* _Stated task_: Below are records; transcribe only the line with "Extract the structured" and those after it, through the last line, without any change.

Start Supplied records

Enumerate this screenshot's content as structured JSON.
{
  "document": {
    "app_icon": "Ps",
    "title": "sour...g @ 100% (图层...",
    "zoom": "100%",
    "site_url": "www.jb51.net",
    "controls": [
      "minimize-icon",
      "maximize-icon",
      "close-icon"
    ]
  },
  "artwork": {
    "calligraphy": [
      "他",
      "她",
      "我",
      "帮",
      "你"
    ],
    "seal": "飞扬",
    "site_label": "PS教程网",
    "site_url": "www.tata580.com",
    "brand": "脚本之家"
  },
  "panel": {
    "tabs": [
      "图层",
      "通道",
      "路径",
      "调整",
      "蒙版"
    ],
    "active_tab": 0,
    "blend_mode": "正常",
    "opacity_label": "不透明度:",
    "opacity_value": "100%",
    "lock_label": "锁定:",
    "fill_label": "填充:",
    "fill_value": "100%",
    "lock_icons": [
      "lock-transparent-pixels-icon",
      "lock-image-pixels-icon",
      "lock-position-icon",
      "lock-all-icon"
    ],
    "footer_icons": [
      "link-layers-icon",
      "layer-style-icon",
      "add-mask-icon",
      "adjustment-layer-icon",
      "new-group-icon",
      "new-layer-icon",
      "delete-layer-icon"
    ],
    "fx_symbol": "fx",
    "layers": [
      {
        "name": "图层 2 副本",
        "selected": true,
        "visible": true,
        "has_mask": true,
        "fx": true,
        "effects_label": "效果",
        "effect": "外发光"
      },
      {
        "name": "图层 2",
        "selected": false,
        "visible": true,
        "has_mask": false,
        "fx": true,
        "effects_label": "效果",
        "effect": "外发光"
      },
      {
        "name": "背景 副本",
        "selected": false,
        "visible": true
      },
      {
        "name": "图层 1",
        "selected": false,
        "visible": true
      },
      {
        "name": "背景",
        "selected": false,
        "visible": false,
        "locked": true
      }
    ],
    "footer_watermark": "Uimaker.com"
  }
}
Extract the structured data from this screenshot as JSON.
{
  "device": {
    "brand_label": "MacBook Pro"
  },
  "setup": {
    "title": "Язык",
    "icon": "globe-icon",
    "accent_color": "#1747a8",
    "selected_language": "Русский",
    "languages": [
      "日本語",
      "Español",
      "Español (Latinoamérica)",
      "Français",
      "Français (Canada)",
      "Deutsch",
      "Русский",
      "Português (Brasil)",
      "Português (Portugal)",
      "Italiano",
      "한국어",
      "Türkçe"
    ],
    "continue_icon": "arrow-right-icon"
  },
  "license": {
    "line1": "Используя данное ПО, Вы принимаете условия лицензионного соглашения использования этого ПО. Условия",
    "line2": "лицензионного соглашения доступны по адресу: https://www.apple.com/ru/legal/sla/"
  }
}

End Supplied records

* _Final answer_:
Extract the structured data from this screenshot as JSON.
{
  "device": {
    "brand_label": "MacBook Pro"
  },
  "setup": {
    "title": "Язык",
    "icon": "globe-icon",
    "accent_color": "#1747a8",
    "selected_language": "Русский",
    "languages": [
      "日本語",
      "Español",
      "Español (Latinoamérica)",
      "Français",
      "Français (Canada)",
      "Deutsch",
      "Русский",
      "Português (Brasil)",
      "Português (Portugal)",
      "Italiano",
      "한국어",
      "Türkçe"
    ],
    "continue_icon": "arrow-right-icon"
  },
  "license": {
    "line1": "Используя данное ПО, Вы принимаете условия лицензионного соглашения использования этого ПО. Условия",
    "line2": "лицензионного соглашения доступны по адресу: https://www.apple.com/ru/legal/sla/"
  }
}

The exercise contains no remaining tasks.